Aim:
Reproduce the following lines verbatim, covering every item.

Labeled box items

══════

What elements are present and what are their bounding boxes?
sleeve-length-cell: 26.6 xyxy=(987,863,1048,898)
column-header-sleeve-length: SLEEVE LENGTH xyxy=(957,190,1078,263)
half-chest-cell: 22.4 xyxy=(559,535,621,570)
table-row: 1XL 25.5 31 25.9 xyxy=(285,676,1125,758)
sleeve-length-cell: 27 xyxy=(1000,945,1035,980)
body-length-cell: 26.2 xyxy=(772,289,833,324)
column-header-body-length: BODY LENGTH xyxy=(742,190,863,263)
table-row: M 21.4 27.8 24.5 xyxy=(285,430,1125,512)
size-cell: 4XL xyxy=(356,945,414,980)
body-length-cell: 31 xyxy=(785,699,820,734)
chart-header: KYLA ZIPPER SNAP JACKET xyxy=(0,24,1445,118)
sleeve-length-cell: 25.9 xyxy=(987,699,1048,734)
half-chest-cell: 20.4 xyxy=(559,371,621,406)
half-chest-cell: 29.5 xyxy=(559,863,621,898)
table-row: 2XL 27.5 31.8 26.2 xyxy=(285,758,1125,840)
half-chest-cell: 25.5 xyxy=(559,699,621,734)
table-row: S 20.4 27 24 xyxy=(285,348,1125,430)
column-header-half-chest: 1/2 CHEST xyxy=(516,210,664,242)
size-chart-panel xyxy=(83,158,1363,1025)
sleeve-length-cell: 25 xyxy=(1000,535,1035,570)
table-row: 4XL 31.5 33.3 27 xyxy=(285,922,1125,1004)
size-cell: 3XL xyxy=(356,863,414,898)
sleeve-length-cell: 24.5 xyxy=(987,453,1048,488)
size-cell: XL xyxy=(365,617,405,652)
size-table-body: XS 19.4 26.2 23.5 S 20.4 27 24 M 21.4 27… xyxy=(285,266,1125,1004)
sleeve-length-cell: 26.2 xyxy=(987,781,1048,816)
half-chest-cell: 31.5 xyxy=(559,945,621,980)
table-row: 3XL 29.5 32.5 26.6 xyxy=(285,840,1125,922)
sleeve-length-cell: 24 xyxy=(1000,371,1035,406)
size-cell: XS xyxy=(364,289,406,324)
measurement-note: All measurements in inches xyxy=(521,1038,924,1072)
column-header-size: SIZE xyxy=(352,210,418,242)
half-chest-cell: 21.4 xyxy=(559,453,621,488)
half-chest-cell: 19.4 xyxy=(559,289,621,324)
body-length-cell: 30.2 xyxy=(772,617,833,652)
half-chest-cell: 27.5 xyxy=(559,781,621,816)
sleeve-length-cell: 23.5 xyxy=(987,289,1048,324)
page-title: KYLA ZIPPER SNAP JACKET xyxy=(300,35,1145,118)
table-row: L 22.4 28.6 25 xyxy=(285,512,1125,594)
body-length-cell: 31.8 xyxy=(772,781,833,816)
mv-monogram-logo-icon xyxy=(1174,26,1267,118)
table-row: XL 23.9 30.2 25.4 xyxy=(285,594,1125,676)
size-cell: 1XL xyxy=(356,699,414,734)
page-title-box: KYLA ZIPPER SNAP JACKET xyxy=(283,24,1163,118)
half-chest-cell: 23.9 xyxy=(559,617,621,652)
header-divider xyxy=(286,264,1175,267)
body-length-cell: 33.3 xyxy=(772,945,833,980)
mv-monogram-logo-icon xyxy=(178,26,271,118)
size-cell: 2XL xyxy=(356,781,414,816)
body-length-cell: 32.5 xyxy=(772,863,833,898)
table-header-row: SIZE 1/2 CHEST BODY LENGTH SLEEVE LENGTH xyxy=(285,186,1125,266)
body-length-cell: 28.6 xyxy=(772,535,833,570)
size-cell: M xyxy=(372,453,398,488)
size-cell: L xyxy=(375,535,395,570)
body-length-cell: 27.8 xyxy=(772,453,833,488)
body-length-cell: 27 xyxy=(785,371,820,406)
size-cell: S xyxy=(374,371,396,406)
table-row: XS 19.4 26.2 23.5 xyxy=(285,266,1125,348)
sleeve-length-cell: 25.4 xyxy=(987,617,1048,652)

══════

Complete answer:
What elements are present and what are their bounding boxes?
sleeve-length-cell: 26.6 xyxy=(987,863,1048,898)
column-header-sleeve-length: SLEEVE LENGTH xyxy=(957,190,1078,263)
half-chest-cell: 22.4 xyxy=(559,535,621,570)
table-row: 1XL 25.5 31 25.9 xyxy=(285,676,1125,758)
sleeve-length-cell: 27 xyxy=(1000,945,1035,980)
body-length-cell: 26.2 xyxy=(772,289,833,324)
column-header-body-length: BODY LENGTH xyxy=(742,190,863,263)
table-row: M 21.4 27.8 24.5 xyxy=(285,430,1125,512)
size-cell: 4XL xyxy=(356,945,414,980)
body-length-cell: 31 xyxy=(785,699,820,734)
chart-header: KYLA ZIPPER SNAP JACKET xyxy=(0,24,1445,118)
sleeve-length-cell: 25.9 xyxy=(987,699,1048,734)
half-chest-cell: 20.4 xyxy=(559,371,621,406)
half-chest-cell: 29.5 xyxy=(559,863,621,898)
table-row: 2XL 27.5 31.8 26.2 xyxy=(285,758,1125,840)
half-chest-cell: 25.5 xyxy=(559,699,621,734)
table-row: S 20.4 27 24 xyxy=(285,348,1125,430)
column-header-half-chest: 1/2 CHEST xyxy=(516,210,664,242)
size-chart-panel xyxy=(83,158,1363,1025)
sleeve-length-cell: 25 xyxy=(1000,535,1035,570)
table-row: 4XL 31.5 33.3 27 xyxy=(285,922,1125,1004)
size-cell: 3XL xyxy=(356,863,414,898)
sleeve-length-cell: 24.5 xyxy=(987,453,1048,488)
size-cell: XL xyxy=(365,617,405,652)
size-table-body: XS 19.4 26.2 23.5 S 20.4 27 24 M 21.4 27… xyxy=(285,266,1125,1004)
sleeve-length-cell: 26.2 xyxy=(987,781,1048,816)
half-chest-cell: 31.5 xyxy=(559,945,621,980)
table-row: 3XL 29.5 32.5 26.6 xyxy=(285,840,1125,922)
sleeve-length-cell: 24 xyxy=(1000,371,1035,406)
size-cell: XS xyxy=(364,289,406,324)
measurement-note: All measurements in inches xyxy=(521,1038,924,1072)
column-header-size: SIZE xyxy=(352,210,418,242)
half-chest-cell: 21.4 xyxy=(559,453,621,488)
half-chest-cell: 19.4 xyxy=(559,289,621,324)
body-length-cell: 30.2 xyxy=(772,617,833,652)
half-chest-cell: 27.5 xyxy=(559,781,621,816)
sleeve-length-cell: 23.5 xyxy=(987,289,1048,324)
page-title: KYLA ZIPPER SNAP JACKET xyxy=(300,35,1145,118)
table-row: L 22.4 28.6 25 xyxy=(285,512,1125,594)
body-length-cell: 31.8 xyxy=(772,781,833,816)
mv-monogram-logo-icon xyxy=(1174,26,1267,118)
table-row: XL 23.9 30.2 25.4 xyxy=(285,594,1125,676)
size-cell: 1XL xyxy=(356,699,414,734)
page-title-box: KYLA ZIPPER SNAP JACKET xyxy=(283,24,1163,118)
half-chest-cell: 23.9 xyxy=(559,617,621,652)
header-divider xyxy=(286,264,1175,267)
body-length-cell: 33.3 xyxy=(772,945,833,980)
mv-monogram-logo-icon xyxy=(178,26,271,118)
size-cell: 2XL xyxy=(356,781,414,816)
body-length-cell: 32.5 xyxy=(772,863,833,898)
table-header-row: SIZE 1/2 CHEST BODY LENGTH SLEEVE LENGTH xyxy=(285,186,1125,266)
body-length-cell: 28.6 xyxy=(772,535,833,570)
size-cell: M xyxy=(372,453,398,488)
size-cell: L xyxy=(375,535,395,570)
body-length-cell: 27.8 xyxy=(772,453,833,488)
body-length-cell: 27 xyxy=(785,371,820,406)
size-cell: S xyxy=(374,371,396,406)
table-row: XS 19.4 26.2 23.5 xyxy=(285,266,1125,348)
sleeve-length-cell: 25.4 xyxy=(987,617,1048,652)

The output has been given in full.